(Task statement):
Each line below is to be written out in full, exactly as shown.

— BEGIN Dataset content —

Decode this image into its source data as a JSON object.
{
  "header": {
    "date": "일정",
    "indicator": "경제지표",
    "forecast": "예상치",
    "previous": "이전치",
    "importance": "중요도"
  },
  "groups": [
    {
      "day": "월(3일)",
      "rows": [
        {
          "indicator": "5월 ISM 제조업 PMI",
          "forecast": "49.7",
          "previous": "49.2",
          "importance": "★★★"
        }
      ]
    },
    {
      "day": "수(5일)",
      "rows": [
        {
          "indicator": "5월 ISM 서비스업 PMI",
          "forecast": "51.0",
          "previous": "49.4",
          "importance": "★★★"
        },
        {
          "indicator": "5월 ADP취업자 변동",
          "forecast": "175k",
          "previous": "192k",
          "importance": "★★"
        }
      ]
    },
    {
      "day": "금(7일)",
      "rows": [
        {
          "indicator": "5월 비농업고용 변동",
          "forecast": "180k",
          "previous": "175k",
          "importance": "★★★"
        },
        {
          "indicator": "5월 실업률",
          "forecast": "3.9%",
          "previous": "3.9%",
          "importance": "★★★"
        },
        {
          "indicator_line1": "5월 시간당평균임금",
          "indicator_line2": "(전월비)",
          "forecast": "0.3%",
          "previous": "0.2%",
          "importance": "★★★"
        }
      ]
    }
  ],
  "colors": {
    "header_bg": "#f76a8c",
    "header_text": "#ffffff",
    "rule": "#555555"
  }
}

— END Dataset content —

(Output below):
Decode this image into its source data as a JSON object.
{
  "header": {
    "date": "일정",
    "indicator": "경제지표",
    "forecast": "예상치",
    "previous": "이전치",
    "importance": "중요도"
  },
  "groups": [
    {
      "day": "월(3일)",
      "rows": [
        {
          "indicator": "5월 ISM 제조업 PMI",
          "forecast": "49.7",
          "previous": "49.2",
          "importance": "★★★"
        }
      ]
    },
    {
      "day": "수(5일)",
      "rows": [
        {
          "indicator": "5월 ISM 서비스업 PMI",
          "forecast": "51.0",
          "previous": "49.4",
          "importance": "★★★"
        },
        {
          "indicator": "5월 ADP취업자 변동",
          "forecast": "175k",
          "previous": "192k",
          "importance": "★★"
        }
      ]
    },
    {
      "day": "금(7일)",
      "rows": [
        {
          "indicator": "5월 비농업고용 변동",
          "forecast": "180k",
          "previous": "175k",
          "importance": "★★★"
        },
        {
          "indicator": "5월 실업률",
          "forecast": "3.9%",
          "previous": "3.9%",
          "importance": "★★★"
        },
        {
          "indicator_line1": "5월 시간당평균임금",
          "indicator_line2": "(전월비)",
          "forecast": "0.3%",
          "previous": "0.2%",
          "importance": "★★★"
        }
      ]
    }
  ],
  "colors": {
    "header_bg": "#f76a8c",
    "header_text": "#ffffff",
    "rule": "#555555"
  }
}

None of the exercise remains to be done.